# EXERCISE AIM:
Entries follow. Set all of them down as they stand.

[START SUPPLIED DATA]

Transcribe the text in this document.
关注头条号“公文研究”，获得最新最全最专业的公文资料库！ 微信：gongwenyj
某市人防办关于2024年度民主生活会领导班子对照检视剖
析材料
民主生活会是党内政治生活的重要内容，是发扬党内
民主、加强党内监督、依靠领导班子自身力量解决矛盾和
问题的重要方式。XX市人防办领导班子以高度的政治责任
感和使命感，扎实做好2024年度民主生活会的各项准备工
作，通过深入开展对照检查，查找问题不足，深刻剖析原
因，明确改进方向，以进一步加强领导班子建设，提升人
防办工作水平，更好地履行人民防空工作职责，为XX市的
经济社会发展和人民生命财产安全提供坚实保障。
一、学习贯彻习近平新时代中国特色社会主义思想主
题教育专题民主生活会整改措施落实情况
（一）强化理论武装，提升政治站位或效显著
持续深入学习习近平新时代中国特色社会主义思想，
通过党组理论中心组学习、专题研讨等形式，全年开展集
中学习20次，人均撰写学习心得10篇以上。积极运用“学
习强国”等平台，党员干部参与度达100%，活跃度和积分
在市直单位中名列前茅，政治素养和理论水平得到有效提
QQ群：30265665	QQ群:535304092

[END SUPPLIED DATA]

# CORRECT RESULT:
Transcribe the text in this document.
关注头条号“公文研究”，获得最新最全最专业的公文资料库！ 微信：gongwenyj
某市人防办关于2024年度民主生活会领导班子对照检视剖
析材料
民主生活会是党内政治生活的重要内容，是发扬党内
民主、加强党内监督、依靠领导班子自身力量解决矛盾和
问题的重要方式。XX市人防办领导班子以高度的政治责任
感和使命感，扎实做好2024年度民主生活会的各项准备工
作，通过深入开展对照检查，查找问题不足，深刻剖析原
因，明确改进方向，以进一步加强领导班子建设，提升人
防办工作水平，更好地履行人民防空工作职责，为XX市的
经济社会发展和人民生命财产安全提供坚实保障。
一、学习贯彻习近平新时代中国特色社会主义思想主
题教育专题民主生活会整改措施落实情况
（一）强化理论武装，提升政治站位或效显著
持续深入学习习近平新时代中国特色社会主义思想，
通过党组理论中心组学习、专题研讨等形式，全年开展集
中学习20次，人均撰写学习心得10篇以上。积极运用“学
习强国”等平台，党员干部参与度达100%，活跃度和积分
在市直单位中名列前茅，政治素养和理论水平得到有效提
QQ群：30265665	QQ群:535304092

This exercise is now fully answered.